## Exercise aim
Take each line containing the word "color" and copy it.

Stored records start

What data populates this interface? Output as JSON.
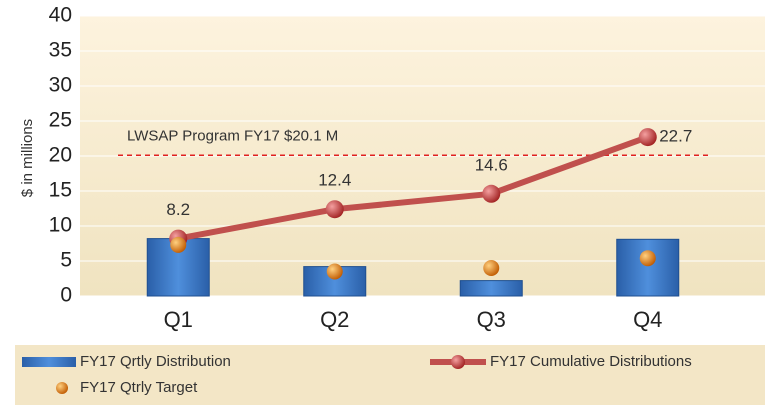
{
  "chart_data": {
    "type": "combo",
    "y_axis_label": "$ in millions",
    "categories": [
      "Q1",
      "Q2",
      "Q3",
      "Q4"
    ],
    "series": [
      {
        "name": "FY17 Qrtly Distribution",
        "type": "bar",
        "color": "#3b77c6",
        "values": [
          8.2,
          4.2,
          2.2,
          8.1
        ]
      },
      {
        "name": "FY17 Cumulative Distributions",
        "type": "line",
        "color": "#c0504d",
        "values": [
          8.2,
          12.4,
          14.6,
          22.7
        ],
        "data_labels": true
      },
      {
        "name": "FY17 Qtrly Target",
        "type": "scatter",
        "color": "#e3801a",
        "values": [
          7.3,
          3.5,
          4.0,
          5.4
        ]
      }
    ],
    "reference_line": {
      "value": 20.1,
      "label": "LWSAP Program FY17 $20.1 M",
      "color": "#e02020"
    },
    "ylim": [
      0,
      40
    ],
    "yticks": [
      0,
      5,
      10,
      15,
      20,
      25,
      30,
      35,
      40
    ],
    "grid": true
  }
}
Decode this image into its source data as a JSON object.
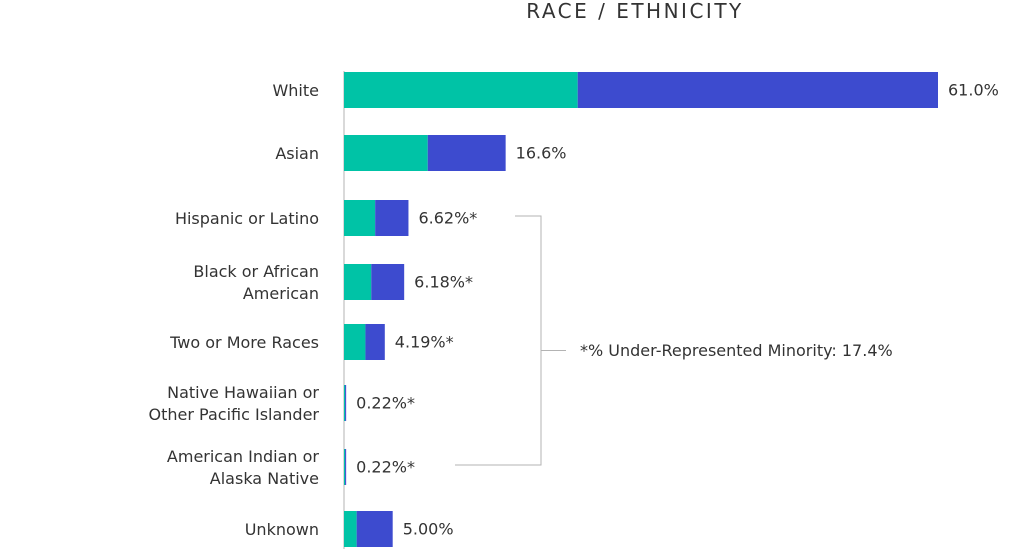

Stored records end

## Response to the task
        "color": "#3b77c6",
        "color": "#c0504d",
        "color": "#e3801a",
      "color": "#e02020"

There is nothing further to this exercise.